::: Task data :::
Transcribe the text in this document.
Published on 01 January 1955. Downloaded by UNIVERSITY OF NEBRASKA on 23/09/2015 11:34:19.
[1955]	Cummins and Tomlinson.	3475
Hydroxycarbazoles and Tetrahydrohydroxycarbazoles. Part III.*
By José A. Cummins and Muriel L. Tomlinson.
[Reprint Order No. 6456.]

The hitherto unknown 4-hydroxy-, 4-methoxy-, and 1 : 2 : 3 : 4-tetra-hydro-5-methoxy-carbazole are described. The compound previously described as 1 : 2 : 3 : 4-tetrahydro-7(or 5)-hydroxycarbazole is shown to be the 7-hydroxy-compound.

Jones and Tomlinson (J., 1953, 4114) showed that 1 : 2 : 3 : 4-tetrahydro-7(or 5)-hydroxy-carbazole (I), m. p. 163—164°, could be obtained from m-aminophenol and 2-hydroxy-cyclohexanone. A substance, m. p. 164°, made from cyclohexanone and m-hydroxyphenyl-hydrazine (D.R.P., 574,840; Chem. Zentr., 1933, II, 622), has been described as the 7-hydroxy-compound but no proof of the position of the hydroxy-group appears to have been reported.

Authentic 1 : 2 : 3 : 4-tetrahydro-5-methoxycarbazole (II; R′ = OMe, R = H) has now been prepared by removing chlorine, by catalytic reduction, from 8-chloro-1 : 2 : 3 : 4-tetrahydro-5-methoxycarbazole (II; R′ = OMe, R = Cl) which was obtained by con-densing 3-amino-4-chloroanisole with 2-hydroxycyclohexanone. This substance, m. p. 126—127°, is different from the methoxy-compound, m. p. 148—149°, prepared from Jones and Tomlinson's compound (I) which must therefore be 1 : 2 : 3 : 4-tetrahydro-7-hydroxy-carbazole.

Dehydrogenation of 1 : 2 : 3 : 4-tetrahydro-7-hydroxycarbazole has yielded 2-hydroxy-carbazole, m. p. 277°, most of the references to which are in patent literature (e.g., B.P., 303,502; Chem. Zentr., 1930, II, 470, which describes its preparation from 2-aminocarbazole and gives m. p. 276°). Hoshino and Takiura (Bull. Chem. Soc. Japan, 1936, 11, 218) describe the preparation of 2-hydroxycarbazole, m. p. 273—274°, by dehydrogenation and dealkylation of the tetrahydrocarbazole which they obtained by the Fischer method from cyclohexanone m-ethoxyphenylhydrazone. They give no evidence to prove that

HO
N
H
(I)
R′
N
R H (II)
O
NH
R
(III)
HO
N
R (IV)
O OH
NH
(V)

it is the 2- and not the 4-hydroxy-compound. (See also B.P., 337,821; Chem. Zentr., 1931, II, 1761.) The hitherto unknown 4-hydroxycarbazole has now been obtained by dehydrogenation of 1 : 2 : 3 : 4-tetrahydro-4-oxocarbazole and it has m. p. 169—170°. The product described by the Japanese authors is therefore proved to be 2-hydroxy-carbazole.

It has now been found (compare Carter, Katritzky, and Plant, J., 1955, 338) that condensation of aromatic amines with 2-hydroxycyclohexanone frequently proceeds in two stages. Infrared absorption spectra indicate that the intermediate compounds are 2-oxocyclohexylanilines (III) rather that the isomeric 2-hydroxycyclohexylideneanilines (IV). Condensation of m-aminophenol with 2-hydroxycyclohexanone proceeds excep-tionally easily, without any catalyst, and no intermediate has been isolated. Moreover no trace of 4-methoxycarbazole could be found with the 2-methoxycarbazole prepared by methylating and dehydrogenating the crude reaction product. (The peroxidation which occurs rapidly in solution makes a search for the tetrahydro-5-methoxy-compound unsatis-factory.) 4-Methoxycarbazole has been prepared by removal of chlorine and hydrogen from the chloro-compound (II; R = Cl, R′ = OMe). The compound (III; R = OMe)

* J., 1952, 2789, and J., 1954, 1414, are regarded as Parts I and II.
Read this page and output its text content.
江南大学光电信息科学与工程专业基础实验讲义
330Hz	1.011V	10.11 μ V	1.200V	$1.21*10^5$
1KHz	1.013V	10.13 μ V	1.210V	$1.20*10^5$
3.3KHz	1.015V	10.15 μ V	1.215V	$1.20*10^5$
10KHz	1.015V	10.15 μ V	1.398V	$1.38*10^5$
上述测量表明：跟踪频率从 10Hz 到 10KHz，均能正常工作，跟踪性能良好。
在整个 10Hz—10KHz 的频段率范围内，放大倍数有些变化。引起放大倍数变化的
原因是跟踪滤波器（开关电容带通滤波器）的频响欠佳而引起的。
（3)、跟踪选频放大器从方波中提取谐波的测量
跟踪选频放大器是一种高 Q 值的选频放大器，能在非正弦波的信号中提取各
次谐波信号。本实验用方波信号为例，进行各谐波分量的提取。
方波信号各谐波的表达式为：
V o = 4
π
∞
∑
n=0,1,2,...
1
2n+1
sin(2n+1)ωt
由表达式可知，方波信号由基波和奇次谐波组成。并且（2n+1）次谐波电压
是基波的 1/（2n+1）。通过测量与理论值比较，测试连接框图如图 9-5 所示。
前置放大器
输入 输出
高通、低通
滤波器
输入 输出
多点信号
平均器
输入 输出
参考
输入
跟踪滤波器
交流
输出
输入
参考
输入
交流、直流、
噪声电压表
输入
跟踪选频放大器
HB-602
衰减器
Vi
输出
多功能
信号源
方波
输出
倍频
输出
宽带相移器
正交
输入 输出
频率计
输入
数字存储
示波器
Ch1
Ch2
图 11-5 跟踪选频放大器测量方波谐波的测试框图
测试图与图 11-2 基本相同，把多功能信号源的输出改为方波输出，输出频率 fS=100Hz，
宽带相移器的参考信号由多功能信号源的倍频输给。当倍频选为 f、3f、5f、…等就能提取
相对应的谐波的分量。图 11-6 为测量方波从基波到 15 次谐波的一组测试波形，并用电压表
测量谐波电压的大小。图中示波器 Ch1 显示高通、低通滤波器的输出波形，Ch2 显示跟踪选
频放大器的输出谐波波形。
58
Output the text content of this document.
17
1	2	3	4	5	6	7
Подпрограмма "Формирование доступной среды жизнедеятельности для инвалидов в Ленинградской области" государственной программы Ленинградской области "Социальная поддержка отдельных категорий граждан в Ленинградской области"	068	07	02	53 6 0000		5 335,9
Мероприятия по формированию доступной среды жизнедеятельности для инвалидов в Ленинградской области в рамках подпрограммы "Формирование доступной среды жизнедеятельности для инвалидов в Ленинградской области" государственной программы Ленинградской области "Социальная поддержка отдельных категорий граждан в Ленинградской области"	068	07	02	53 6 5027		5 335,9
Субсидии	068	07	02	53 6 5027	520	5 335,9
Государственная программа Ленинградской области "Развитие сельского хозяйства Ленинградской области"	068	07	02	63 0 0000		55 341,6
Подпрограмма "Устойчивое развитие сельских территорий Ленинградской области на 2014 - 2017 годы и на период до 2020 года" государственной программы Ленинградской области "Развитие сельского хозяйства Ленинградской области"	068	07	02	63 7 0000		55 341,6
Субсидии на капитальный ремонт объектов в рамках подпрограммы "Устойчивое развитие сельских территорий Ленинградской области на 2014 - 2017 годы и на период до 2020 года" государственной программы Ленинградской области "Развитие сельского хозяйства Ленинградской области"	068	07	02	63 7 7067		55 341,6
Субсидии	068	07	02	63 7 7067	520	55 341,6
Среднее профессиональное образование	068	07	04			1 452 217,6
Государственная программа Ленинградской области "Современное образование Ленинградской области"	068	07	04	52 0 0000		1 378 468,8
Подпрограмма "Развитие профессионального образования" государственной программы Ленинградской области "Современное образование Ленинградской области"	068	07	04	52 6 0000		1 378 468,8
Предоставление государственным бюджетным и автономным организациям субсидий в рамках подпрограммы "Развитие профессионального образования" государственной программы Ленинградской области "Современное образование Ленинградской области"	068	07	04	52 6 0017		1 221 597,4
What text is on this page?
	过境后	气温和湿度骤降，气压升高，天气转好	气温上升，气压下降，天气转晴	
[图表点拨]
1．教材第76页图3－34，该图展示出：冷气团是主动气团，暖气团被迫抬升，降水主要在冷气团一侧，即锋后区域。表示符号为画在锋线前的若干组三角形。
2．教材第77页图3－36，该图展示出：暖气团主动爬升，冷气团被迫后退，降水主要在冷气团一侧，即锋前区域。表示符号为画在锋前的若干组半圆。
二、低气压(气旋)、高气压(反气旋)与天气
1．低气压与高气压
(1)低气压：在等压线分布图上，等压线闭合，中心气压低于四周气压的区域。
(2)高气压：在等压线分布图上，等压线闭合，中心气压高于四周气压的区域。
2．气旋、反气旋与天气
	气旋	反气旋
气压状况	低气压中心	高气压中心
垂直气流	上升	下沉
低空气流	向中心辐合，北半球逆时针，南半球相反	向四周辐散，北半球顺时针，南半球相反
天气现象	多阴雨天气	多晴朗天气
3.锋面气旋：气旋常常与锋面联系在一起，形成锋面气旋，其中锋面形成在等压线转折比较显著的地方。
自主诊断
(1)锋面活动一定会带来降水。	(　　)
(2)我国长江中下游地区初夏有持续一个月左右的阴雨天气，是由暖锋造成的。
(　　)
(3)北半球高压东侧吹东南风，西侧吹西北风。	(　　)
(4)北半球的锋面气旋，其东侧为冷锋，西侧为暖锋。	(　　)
:::
### Required task:
Your task is to list each line of the records with the word "Государственная".

### Response:
Государственная программа Ленинградской области "Развитие сельского хозяйства Ленинградской области"	068	07	02	63 0 0000		55 341,6
Государственная программа Ленинградской области "Современное образование Ленинградской области"	068	07	04	52 0 0000		1 378 468,8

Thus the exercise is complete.